**INSTRUCTIONS:**
1. Answer these questions from the opinion excerpt on parole credit:
(a) Which case first introduced the "penal checking account" concept?
(b) How does the opinion excerpt define "dead time"?
(c) Which two laws does the opinion excerpt name as credit statutes?
2. Say whether each statement agrees with the opinion excerpt on parole credit, answering yes or no and quoting the words that settle it:
(a) In Gaito, the court found that a Board detainer took immediate effect when the parolee did not post bail.
(b) A credit statute can create a liberty interest protected by the United States Constitution.
(c) In Rundle, the inmate was given credit for the time he served under an invalid sentence.
3. Continue the opinion excerpt on parole credit from its last sentence.

**TEXT TO READ:**

......

In Gaito, our supreme court indirectly adopted the Davis rationale.10 In doing so, our supreme court recognized that this court had established two lines of cases, one based on Mitchell, before it was modified, and one based on Davis. The underlying issue in Gaito, then, was whether this court was correct in Padgett and Mitchell that the Board, by lodging a warrant against a parolee who had not posted bail on new criminal charges, gained immediate control over the parolee. Of course, the court decided that a Board detainer did not have immediate effect where the parolee failed to post bail. In reaching this result, the court never entertained the notion that, in applying the rule that was adopted, a parolee might not receive full credit for time in custody.

III. Credit Statutes and “Dead Time”

One of the purposes of a credit statute is the elimination of “dead time,” which is time that a person spends in custody that will not be credited to any valid sentence. Chavis v. Smith, 834 F.Supp. 153, 159 (D.Md.1993). By enacting a credit statute, the legislature seeks to ensure that a defendant receives as much credit as possible for time spent in custody as is consistent with constitutional and practical considerations. Id. A credit statute can create a liberty interest that is protected by the United States Constitution. Id

Here, section 9760 of the Sentencing Code and section 21.1 of the Parole Act are credit statutes. To the extent that the holding in Gaito is an expression of the legislative intent expressed in those credit statutes, I submit that the application of Gaito requires that a parolee receive as much credit as possible for time in custody awaiting disposition of new criminal charges, thereby minimizing “dead time.”

IV. Penal Checking Account

The majority indicates that this court has rejected “penal checking accounts” for parolees. (Majority op. at 166-67.) The “penal checking account” concept was first introduced in the case of United States ex rel. Smith v. Rundle, 285 F.Supp. 965 (E.D.Pa.1968). In Rundle, an inmate sought credit against his present sentence for time he served under an invalid sentence. The court denied the inmate credit because, if there were “penal checking accounts,” a person could serve several years in prison under an invalid sentence and could seek to apply that prison time to a crime that he has not yet committed. Id. I agree that this type of “penal checking account” is improper. However, there is no such “penal checking account” in this case.

......

**MATERIAL PROVIDED:**
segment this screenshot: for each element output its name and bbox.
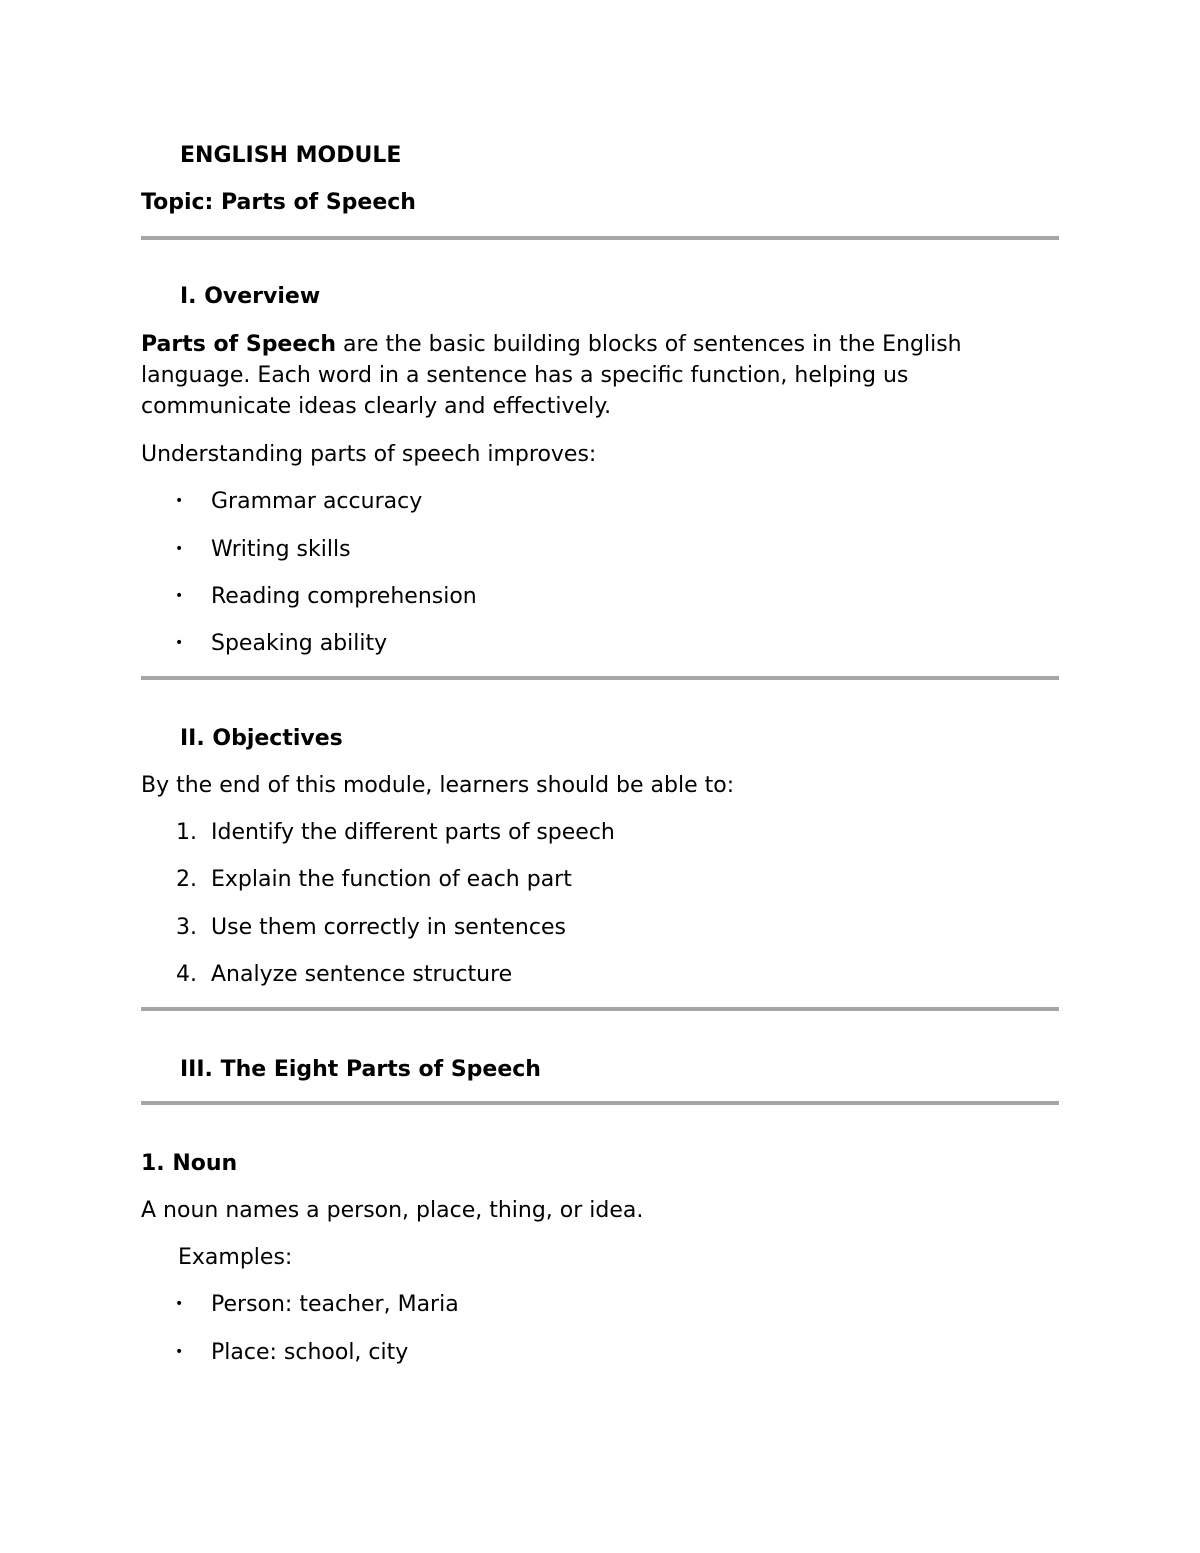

......

**RESPONSES PER TASK:**
1.
(a) United States ex rel. Smith v. Rundle, 285 F.Supp. 965 (E.D.Pa.1968).
(b) Time that a person spends in custody that will not be credited to any valid sentence.
(c) Section 9760 of the Sentencing Code and section 21.1 of the Parole Act.

2.
(a) No: "the court decided that a Board detainer did not have immediate effect where the parolee failed to post bail."
(b) Yes: "A credit statute can create a liberty interest that is protected by the United States Constitution."
(c) No: "The court denied the inmate credit"

3.
Whenever a parolee seeks credit against his original sentence for time in custody awaiting the disposition of new criminal charges, there is always an existing sentence to credit. This is not a situation where the parolee seeks to have the prison time credited to some future crime. A sentence already has been imposed, and it has not yet been served fully. Given that context, if a parolee is in prison awaiting the disposition of new charges and that *174prison time cannot be applied to the new sentence ultimately imposed, the parolee should receive credit on the original sentence.

V. Equity

In Davidson v. Pennsylvania Board of Probation and Parole, 667 A.2d 1206 (Pa.Cmwlth.1995), this court stated that the exception to the general rule in Gaito is based in equity. Equity requires the administration of justice according to principles of fairness, justness and right dealing.11 It is not fair or just to deny credit to a parolee for prison time when the parolee has a sentence that could be credited. To deprive the parolee of liberty under such circumstances fails to give due accord to the sanctity of liberty and trivializes the protection of liberty afforded by law.

VI. Equal Protection

A. Parolee and Non-parolee

Some might argue that Jones should not receive the one month credit against his original sentence because a non-parolee, who has no original sentence to credit, would not receive such credit. However, it is not fair that anyone, parolee or non-parolee, spend thirteen months in prison when the ultimate sentence is only twelve months. It makes no sense not to rectify the wrong for parolees simply because we are unable to rectify the wrong for non-parolees.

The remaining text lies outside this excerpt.